- [WHAT TO PRODUCE] Reproduce the material word for word; the images stay out.

- [DATA PROVIDED]
--- --- ---
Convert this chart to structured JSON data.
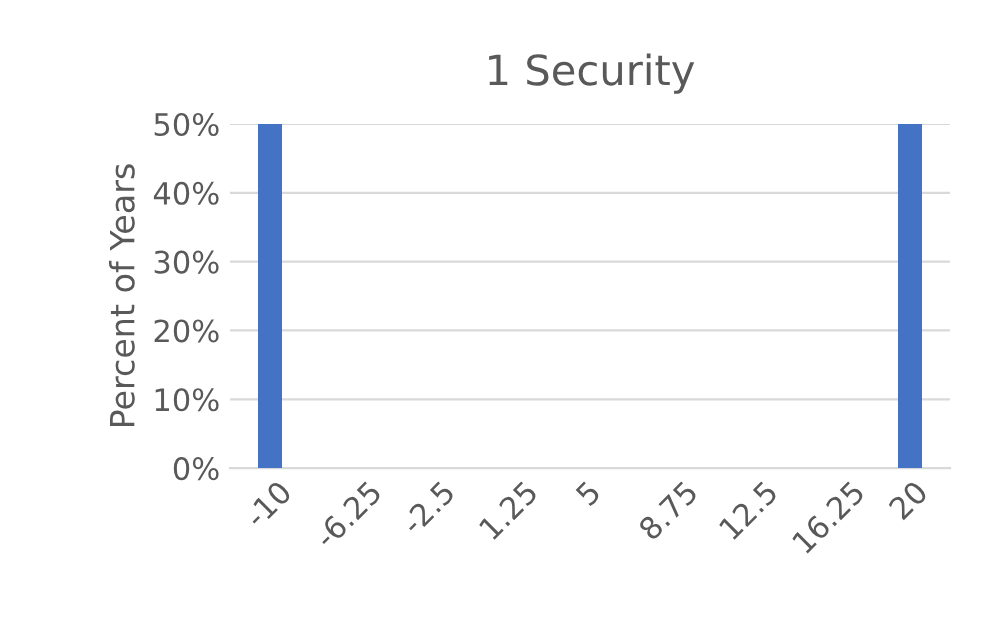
{
  "chart_data": {
    "type": "bar",
    "title": "1 Security",
    "ylabel": "Percent of Years",
    "categories": [
      "-10",
      "-6.25",
      "-2.5",
      "1.25",
      "5",
      "8.75",
      "12.5",
      "16.25",
      "20"
    ],
    "values": [
      50,
      0,
      0,
      0,
      0,
      0,
      0,
      0,
      50
    ],
    "color": "#4472c4",
    "ylim": [
      0,
      50
    ],
    "yticks": [
      {
        "value": 0,
        "label": "0%"
      },
      {
        "value": 10,
        "label": "10%"
      },
      {
        "value": 20,
        "label": "20%"
      },
      {
        "value": 30,
        "label": "30%"
      },
      {
        "value": 40,
        "label": "40%"
      },
      {
        "value": 50,
        "label": "50%"
      }
    ],
    "grid": "y",
    "legend": false
  }
}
--- --- ---
- [RESULT]
Convert this chart to structured JSON data.
{
  "chart_data": {
    "type": "bar",
    "title": "1 Security",
    "ylabel": "Percent of Years",
    "categories": [
      "-10",
      "-6.25",
      "-2.5",
      "1.25",
      "5",
      "8.75",
      "12.5",
      "16.25",
      "20"
    ],
    "values": [
      50,
      0,
      0,
      0,
      0,
      0,
      0,
      0,
      50
    ],
    "color": "#4472c4",
    "ylim": [
      0,
      50
    ],
    "yticks": [
      {
        "value": 0,
        "label": "0%"
      },
      {
        "value": 10,
        "label": "10%"
      },
      {
        "value": 20,
        "label": "20%"
      },
      {
        "value": 30,
        "label": "30%"
      },
      {
        "value": 40,
        "label": "40%"
      },
      {
        "value": 50,
        "label": "50%"
      }
    ],
    "grid": "y",
    "legend": false
  }
}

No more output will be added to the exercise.